Items from a dataset
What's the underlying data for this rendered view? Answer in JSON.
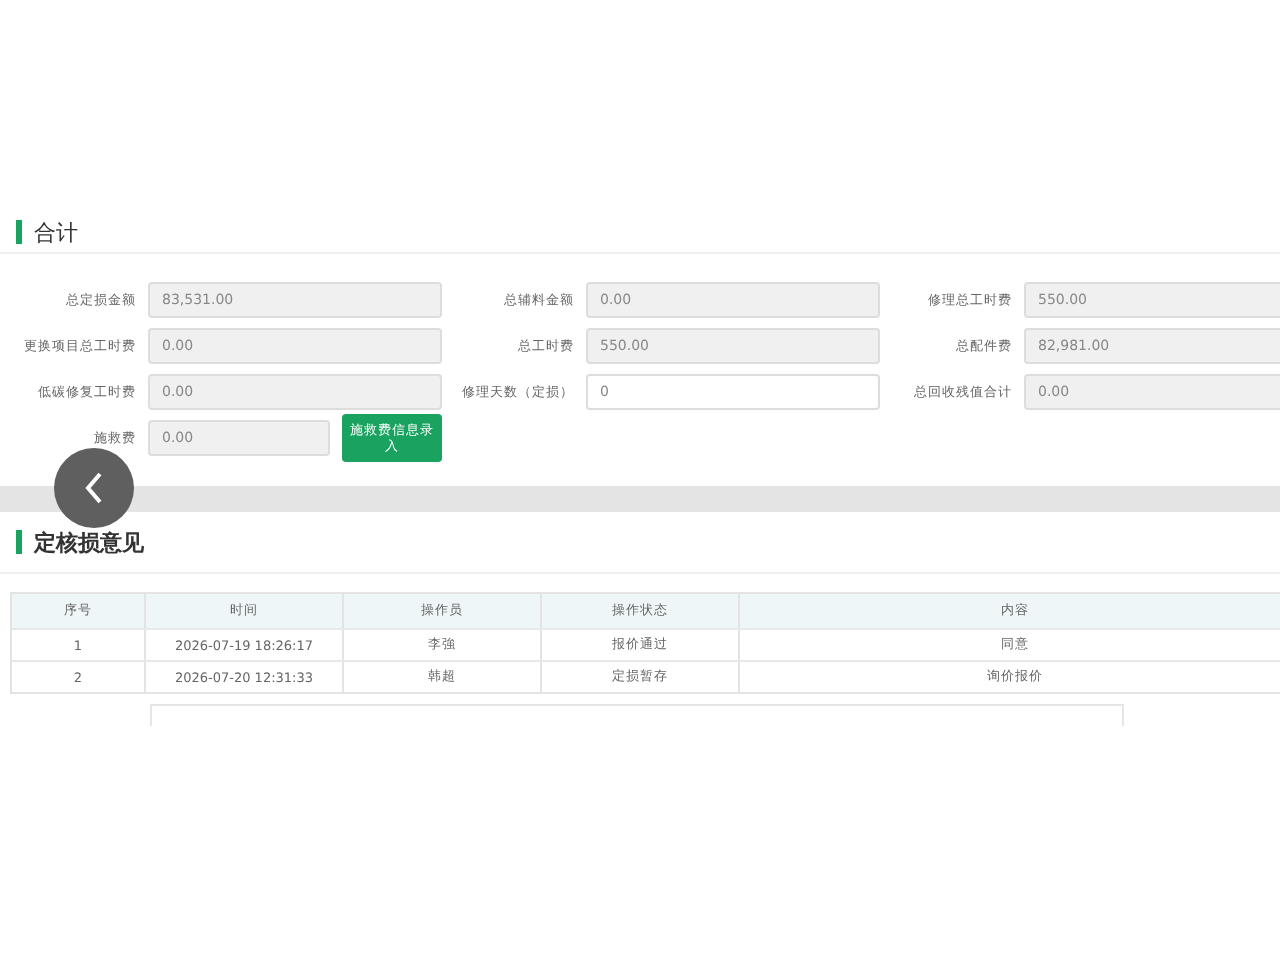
{
  "summary": {
    "title": "合计",
    "fields": [
      {
        "label": "总定损金额",
        "value": "83,531.00",
        "disabled": true
      },
      {
        "label": "总辅料金额",
        "value": "0.00",
        "disabled": true
      },
      {
        "label": "修理总工时费",
        "value": "550.00",
        "disabled": true
      },
      {
        "label": "更换项目总工时费",
        "value": "0.00",
        "disabled": true
      },
      {
        "label": "总工时费",
        "value": "550.00",
        "disabled": true
      },
      {
        "label": "总配件费",
        "value": "82,981.00",
        "disabled": true
      },
      {
        "label": "低碳修复工时费",
        "value": "0.00",
        "disabled": true
      },
      {
        "label": "修理天数（定损）",
        "value": "0",
        "disabled": false
      },
      {
        "label": "总回收残值合计",
        "value": "0.00",
        "disabled": true
      },
      {
        "label": "施救费",
        "value": "0.00",
        "disabled": true
      }
    ],
    "button": "施救费信息录入"
  },
  "opinions": {
    "title": "定核损意见",
    "columns": [
      "序号",
      "时间",
      "操作员",
      "操作状态",
      "内容"
    ],
    "rows": [
      [
        "1",
        "2026-07-19 18:26:17",
        "李強",
        "报价通过",
        "同意"
      ],
      [
        "2",
        "2026-07-20 12:31:33",
        "韩超",
        "定损暂存",
        "询价报价"
      ]
    ]
  }
}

● Task
Above are records with pictures; repeat the records exactly and leave the pictures out.

● Solution to this exercise
What's the underlying data for this rendered view? Answer in JSON.
{
  "summary": {
    "title": "合计",
    "fields": [
      {
        "label": "总定损金额",
        "value": "83,531.00",
        "disabled": true
      },
      {
        "label": "总辅料金额",
        "value": "0.00",
        "disabled": true
      },
      {
        "label": "修理总工时费",
        "value": "550.00",
        "disabled": true
      },
      {
        "label": "更换项目总工时费",
        "value": "0.00",
        "disabled": true
      },
      {
        "label": "总工时费",
        "value": "550.00",
        "disabled": true
      },
      {
        "label": "总配件费",
        "value": "82,981.00",
        "disabled": true
      },
      {
        "label": "低碳修复工时费",
        "value": "0.00",
        "disabled": true
      },
      {
        "label": "修理天数（定损）",
        "value": "0",
        "disabled": false
      },
      {
        "label": "总回收残值合计",
        "value": "0.00",
        "disabled": true
      },
      {
        "label": "施救费",
        "value": "0.00",
        "disabled": true
      }
    ],
    "button": "施救费信息录入"
  },
  "opinions": {
    "title": "定核损意见",
    "columns": [
      "序号",
      "时间",
      "操作员",
      "操作状态",
      "内容"
    ],
    "rows": [
      [
        "1",
        "2026-07-19 18:26:17",
        "李強",
        "报价通过",
        "同意"
      ],
      [
        "2",
        "2026-07-20 12:31:33",
        "韩超",
        "定损暂存",
        "询价报价"
      ]
    ]
  }
}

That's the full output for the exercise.